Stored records
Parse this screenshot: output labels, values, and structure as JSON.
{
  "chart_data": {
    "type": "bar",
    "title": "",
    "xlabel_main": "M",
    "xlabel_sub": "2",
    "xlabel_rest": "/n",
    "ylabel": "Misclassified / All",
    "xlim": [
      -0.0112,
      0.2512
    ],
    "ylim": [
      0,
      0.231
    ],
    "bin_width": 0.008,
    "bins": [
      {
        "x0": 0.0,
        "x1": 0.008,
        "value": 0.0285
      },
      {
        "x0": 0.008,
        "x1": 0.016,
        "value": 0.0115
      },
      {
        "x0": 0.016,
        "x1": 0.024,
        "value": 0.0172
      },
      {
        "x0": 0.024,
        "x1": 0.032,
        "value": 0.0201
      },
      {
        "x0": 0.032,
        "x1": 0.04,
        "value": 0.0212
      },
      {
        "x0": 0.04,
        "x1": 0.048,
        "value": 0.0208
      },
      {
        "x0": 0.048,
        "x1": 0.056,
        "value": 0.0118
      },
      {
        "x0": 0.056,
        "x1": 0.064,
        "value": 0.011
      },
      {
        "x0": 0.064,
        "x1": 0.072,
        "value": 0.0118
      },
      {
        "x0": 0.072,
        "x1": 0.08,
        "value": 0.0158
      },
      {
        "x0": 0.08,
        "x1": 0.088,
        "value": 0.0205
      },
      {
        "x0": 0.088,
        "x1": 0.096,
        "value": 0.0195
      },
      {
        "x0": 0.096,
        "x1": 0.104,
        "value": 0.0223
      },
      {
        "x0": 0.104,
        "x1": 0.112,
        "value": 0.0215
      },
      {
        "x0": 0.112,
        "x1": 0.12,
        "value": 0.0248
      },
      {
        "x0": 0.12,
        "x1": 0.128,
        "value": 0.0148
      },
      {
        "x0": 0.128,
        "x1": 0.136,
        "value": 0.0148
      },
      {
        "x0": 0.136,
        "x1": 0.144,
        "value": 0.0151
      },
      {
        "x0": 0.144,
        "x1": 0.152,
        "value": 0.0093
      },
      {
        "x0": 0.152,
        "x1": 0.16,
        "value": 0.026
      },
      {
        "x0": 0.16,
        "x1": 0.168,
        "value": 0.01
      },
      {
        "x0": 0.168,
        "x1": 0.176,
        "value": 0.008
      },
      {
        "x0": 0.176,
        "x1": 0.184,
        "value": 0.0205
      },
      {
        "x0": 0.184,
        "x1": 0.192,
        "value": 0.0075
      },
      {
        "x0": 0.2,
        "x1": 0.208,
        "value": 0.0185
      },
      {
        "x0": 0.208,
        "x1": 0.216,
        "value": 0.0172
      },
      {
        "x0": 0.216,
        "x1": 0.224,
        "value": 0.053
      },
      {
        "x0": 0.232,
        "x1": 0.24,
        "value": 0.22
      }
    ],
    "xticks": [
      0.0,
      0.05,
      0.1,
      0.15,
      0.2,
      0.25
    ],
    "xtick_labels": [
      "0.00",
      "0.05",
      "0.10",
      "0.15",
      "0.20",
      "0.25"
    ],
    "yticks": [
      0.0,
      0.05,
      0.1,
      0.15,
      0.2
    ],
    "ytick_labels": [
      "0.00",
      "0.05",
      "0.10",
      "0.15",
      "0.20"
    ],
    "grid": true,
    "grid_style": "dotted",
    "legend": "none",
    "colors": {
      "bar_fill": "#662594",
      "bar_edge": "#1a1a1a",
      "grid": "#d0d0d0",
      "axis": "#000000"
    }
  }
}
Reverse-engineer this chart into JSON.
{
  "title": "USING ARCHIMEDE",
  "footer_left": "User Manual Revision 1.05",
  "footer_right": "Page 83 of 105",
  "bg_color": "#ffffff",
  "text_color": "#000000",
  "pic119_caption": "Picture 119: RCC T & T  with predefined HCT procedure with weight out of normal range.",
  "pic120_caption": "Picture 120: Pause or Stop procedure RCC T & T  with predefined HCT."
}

## TO DO
Every line containing the string "procedure" must be listed.

## CORRECT OUTPUT
  "pic119_caption": "Picture 119: RCC T & T  with predefined HCT procedure with weight out of normal range.",
  "pic120_caption": "Picture 120: Pause or Stop procedure RCC T & T  with predefined HCT."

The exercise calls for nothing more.